RECORDS:
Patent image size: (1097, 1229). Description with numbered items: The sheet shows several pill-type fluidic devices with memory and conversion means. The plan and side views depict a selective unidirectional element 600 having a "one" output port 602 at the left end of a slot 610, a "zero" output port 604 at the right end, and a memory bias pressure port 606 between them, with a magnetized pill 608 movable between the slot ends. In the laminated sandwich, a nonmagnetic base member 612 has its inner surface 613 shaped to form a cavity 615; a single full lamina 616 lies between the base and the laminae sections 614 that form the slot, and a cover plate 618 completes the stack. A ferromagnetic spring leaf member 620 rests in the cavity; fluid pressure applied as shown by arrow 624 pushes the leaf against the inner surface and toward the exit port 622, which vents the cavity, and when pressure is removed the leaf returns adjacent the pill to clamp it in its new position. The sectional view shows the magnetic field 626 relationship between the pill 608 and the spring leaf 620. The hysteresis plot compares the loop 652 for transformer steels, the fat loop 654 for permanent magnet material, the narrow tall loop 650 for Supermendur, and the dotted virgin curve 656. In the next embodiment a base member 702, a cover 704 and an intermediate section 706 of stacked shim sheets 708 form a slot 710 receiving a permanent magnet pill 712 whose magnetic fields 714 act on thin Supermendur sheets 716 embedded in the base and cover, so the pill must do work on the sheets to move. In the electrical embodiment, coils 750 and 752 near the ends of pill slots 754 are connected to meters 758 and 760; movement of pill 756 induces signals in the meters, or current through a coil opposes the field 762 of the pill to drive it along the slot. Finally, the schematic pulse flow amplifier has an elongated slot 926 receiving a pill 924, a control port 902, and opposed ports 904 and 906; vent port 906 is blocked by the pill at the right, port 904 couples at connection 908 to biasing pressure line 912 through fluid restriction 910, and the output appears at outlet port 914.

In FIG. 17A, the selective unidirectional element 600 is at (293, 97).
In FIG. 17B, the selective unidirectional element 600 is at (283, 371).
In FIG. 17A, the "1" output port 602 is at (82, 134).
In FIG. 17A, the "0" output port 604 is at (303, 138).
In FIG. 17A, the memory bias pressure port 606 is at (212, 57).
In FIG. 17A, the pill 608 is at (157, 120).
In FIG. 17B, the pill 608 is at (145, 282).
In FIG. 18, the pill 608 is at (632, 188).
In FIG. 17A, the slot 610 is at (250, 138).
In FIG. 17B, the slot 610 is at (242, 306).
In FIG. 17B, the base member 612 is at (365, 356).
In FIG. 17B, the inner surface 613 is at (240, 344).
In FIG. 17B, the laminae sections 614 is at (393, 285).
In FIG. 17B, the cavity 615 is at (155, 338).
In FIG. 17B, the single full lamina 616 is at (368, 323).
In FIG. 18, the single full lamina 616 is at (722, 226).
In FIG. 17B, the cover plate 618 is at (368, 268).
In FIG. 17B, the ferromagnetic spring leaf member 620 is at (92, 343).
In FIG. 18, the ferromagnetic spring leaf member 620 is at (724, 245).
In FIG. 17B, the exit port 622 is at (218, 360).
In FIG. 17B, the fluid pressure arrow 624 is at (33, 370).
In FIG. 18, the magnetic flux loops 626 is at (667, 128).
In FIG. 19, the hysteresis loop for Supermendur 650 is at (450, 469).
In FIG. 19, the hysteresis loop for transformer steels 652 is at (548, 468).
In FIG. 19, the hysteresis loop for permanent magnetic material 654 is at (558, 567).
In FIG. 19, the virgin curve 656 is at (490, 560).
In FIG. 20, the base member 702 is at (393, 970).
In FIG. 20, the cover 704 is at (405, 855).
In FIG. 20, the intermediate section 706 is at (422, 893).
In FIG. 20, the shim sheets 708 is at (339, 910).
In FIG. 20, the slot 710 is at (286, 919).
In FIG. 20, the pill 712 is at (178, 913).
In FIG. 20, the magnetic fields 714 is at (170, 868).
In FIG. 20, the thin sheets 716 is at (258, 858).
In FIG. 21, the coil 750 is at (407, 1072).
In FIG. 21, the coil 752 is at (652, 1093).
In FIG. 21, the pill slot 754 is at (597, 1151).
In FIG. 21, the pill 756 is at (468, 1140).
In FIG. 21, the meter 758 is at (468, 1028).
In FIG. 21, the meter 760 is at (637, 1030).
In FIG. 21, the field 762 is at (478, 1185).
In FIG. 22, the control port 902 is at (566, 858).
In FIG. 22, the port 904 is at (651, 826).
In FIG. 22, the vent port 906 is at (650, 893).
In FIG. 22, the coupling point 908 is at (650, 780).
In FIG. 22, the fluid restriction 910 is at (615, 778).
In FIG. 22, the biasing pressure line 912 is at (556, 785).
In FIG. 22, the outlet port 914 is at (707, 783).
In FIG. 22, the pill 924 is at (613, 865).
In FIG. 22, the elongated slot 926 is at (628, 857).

GIVEN REQUEST: Express every line of the listing above as a Markdown table with the columns Row and Line, numbering the rows in order and omitting blank lines.

RESULT OF THE TASK:
| Row | Line |
|---|---|
| 1 | Patent image size: (1097, 1229). Description with numbered items: The sheet shows several pill-type fluidic devices with memory and conversion means. The plan and side views depict a selective unidirectional element 600 having a "one" output port 602 at the left end of a slot 610, a "zero" output port 604 at the right end, and a memory bias pressure port 606 between them, with a magnetized pill 608 movable between the slot ends. In the laminated sandwich, a nonmagnetic base member 612 has its inner surface 613 shaped to form a cavity 615; a single full lamina 616 lies between the base and the laminae sections 614 that form the slot, and a cover plate 618 completes the stack. A ferromagnetic spring leaf member 620 rests in the cavity; fluid pressure applied as shown by arrow 624 pushes the leaf against the inner surface and toward the exit port 622, which vents the cavity, and when pressure is removed the leaf returns adjacent the pill to clamp it in its new position. The sectional view shows the magnetic field 626 relationship between the pill 608 and the spring leaf 620. The hysteresis plot compares the loop 652 for transformer steels, the fat loop 654 for permanent magnet material, the narrow tall loop 650 for Supermendur, and the dotted virgin curve 656. In the next embodiment a base member 702, a cover 704 and an intermediate section 706 of stacked shim sheets 708 form a slot 710 receiving a permanent magnet pill 712 whose magnetic fields 714 act on thin Supermendur sheets 716 embedded in the base and cover, so the pill must do work on the sheets to move. In the electrical embodiment, coils 750 and 752 near the ends of pill slots 754 are connected to meters 758 and 760; movement of pill 756 induces signals in the meters, or current through a coil opposes the field 762 of the pill to drive it along the slot. Finally, the schematic pulse flow amplifier has an elongated slot 926 receiving a pill 924, a control port 902, and opposed ports 904 and 906; vent port 906 is blocked by the pill at the right, port 904 couples at connection 908 to biasing pressure line 912 through fluid restriction 910, and the output appears at outlet port 914. |
| 2 | In FIG. 17A, the selective unidirectional element 600 is at (293, 97). |
| 3 | In FIG. 17B, the selective unidirectional element 600 is at (283, 371). |
| 4 | In FIG. 17A, the "1" output port 602 is at (82, 134). |
| 5 | In FIG. 17A, the "0" output port 604 is at (303, 138). |
| 6 | In FIG. 17A, the memory bias pressure port 606 is at (212, 57). |
| 7 | In FIG. 17A, the pill 608 is at (157, 120). |
| 8 | In FIG. 17B, the pill 608 is at (145, 282). |
| 9 | In FIG. 18, the pill 608 is at (632, 188). |
| 10 | In FIG. 17A, the slot 610 is at (250, 138). |
| 11 | In FIG. 17B, the slot 610 is at (242, 306). |
| 12 | In FIG. 17B, the base member 612 is at (365, 356). |
| 13 | In FIG. 17B, the inner surface 613 is at (240, 344). |
| 14 | In FIG. 17B, the laminae sections 614 is at (393, 285). |
| 15 | In FIG. 17B, the cavity 615 is at (155, 338). |
| 16 | In FIG. 17B, the single full lamina 616 is at (368, 323). |
| 17 | In FIG. 18, the single full lamina 616 is at (722, 226). |
| 18 | In FIG. 17B, the cover plate 618 is at (368, 268). |
| 19 | In FIG. 17B, the ferromagnetic spring leaf member 620 is at (92, 343). |
| 20 | In FIG. 18, the ferromagnetic spring leaf member 620 is at (724, 245). |
| 21 | In FIG. 17B, the exit port 622 is at (218, 360). |
| 22 | In FIG. 17B, the fluid pressure arrow 624 is at (33, 370). |
| 23 | In FIG. 18, the magnetic flux loops 626 is at (667, 128). |
| 24 | In FIG. 19, the hysteresis loop for Supermendur 650 is at (450, 469). |
| 25 | In FIG. 19, the hysteresis loop for transformer steels 652 is at (548, 468). |
| 26 | In FIG. 19, the hysteresis loop for permanent magnetic material 654 is at (558, 567). |
| 27 | In FIG. 19, the virgin curve 656 is at (490, 560). |
| 28 | In FIG. 20, the base member 702 is at (393, 970). |
| 29 | In FIG. 20, the cover 704 is at (405, 855). |
| 30 | In FIG. 20, the intermediate section 706 is at (422, 893). |
| 31 | In FIG. 20, the shim sheets 708 is at (339, 910). |
| 32 | In FIG. 20, the slot 710 is at (286, 919). |
| 33 | In FIG. 20, the pill 712 is at (178, 913). |
| 34 | In FIG. 20, the magnetic fields 714 is at (170, 868). |
| 35 | In FIG. 20, the thin sheets 716 is at (258, 858). |
| 36 | In FIG. 21, the coil 750 is at (407, 1072). |
| 37 | In FIG. 21, the coil 752 is at (652, 1093). |
| 38 | In FIG. 21, the pill slot 754 is at (597, 1151). |
| 39 | In FIG. 21, the pill 756 is at (468, 1140). |
| 40 | In FIG. 21, the meter 758 is at (468, 1028). |
| 41 | In FIG. 21, the meter 760 is at (637, 1030). |
| 42 | In FIG. 21, the field 762 is at (478, 1185). |
| 43 | In FIG. 22, the control port 902 is at (566, 858). |
| 44 | In FIG. 22, the port 904 is at (651, 826). |
| 45 | In FIG. 22, the vent port 906 is at (650, 893). |
| 46 | In FIG. 22, the coupling point 908 is at (650, 780). |
| 47 | In FIG. 22, the fluid restriction 910 is at (615, 778). |
| 48 | In FIG. 22, the biasing pressure line 912 is at (556, 785). |
| 49 | In FIG. 22, the outlet port 914 is at (707, 783). |
| 50 | In FIG. 22, the pill 924 is at (613, 865). |
| 51 | In FIG. 22, the elongated slot 926 is at (628, 857). |